== Aim of the task ==
Go through the material and write it all out exactly, minus the pictures.

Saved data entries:
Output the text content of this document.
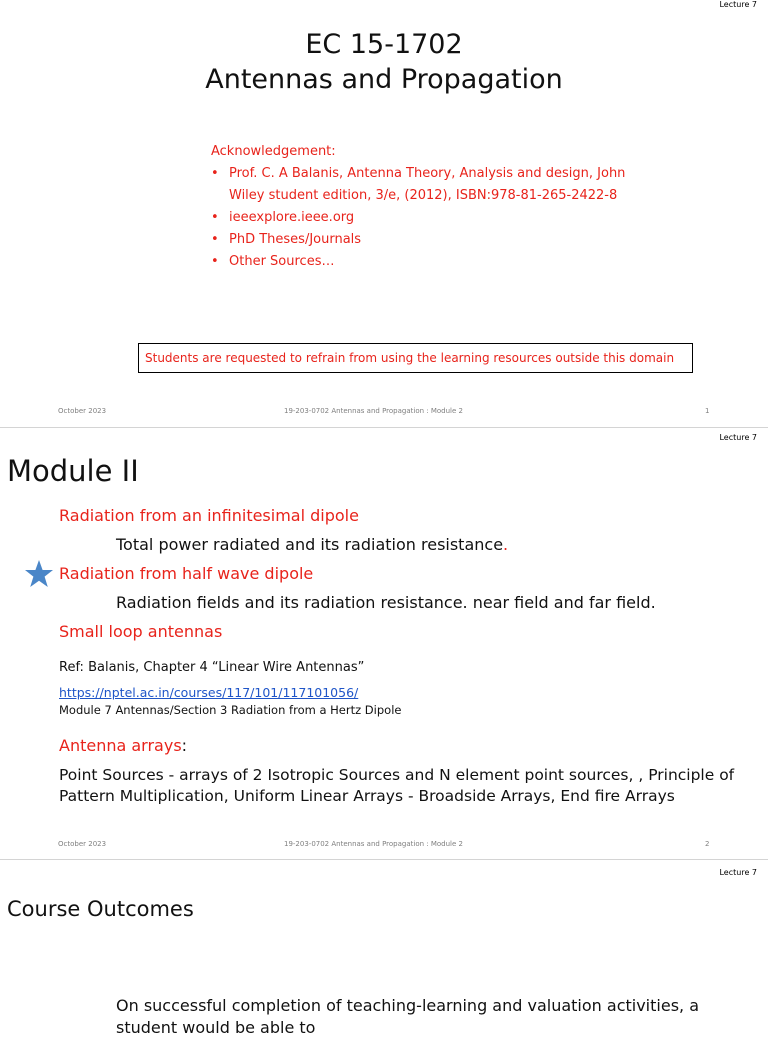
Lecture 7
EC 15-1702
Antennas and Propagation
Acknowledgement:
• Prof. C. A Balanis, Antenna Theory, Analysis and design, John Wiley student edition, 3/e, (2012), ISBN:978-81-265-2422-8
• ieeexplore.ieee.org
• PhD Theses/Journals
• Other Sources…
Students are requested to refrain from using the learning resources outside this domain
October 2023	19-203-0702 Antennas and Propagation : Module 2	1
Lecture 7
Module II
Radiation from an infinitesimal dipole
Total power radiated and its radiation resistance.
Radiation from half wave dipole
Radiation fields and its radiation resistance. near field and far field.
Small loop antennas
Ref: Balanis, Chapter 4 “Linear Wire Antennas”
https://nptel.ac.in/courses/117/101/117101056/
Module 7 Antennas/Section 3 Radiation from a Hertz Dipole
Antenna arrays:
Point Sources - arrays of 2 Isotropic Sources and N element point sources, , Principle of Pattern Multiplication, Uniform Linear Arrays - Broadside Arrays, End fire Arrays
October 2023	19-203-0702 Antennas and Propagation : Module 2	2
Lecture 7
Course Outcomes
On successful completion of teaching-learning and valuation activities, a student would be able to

== Answer to this task ==
Output the text content of this document.
Lecture 7
EC 15-1702
Antennas and Propagation
Acknowledgement:
• Prof. C. A Balanis, Antenna Theory, Analysis and design, John Wiley student edition, 3/e, (2012), ISBN:978-81-265-2422-8
• ieeexplore.ieee.org
• PhD Theses/Journals
• Other Sources…
Students are requested to refrain from using the learning resources outside this domain
October 2023	19-203-0702 Antennas and Propagation : Module 2	1
Lecture 7
Module II
Radiation from an infinitesimal dipole
Total power radiated and its radiation resistance.
Radiation from half wave dipole
Radiation fields and its radiation resistance. near field and far field.
Small loop antennas
Ref: Balanis, Chapter 4 “Linear Wire Antennas”
https://nptel.ac.in/courses/117/101/117101056/
Module 7 Antennas/Section 3 Radiation from a Hertz Dipole
Antenna arrays:
Point Sources - arrays of 2 Isotropic Sources and N element point sources, , Principle of Pattern Multiplication, Uniform Linear Arrays - Broadside Arrays, End fire Arrays
October 2023	19-203-0702 Antennas and Propagation : Module 2	2
Lecture 7
Course Outcomes
On successful completion of teaching-learning and valuation activities, a student would be able to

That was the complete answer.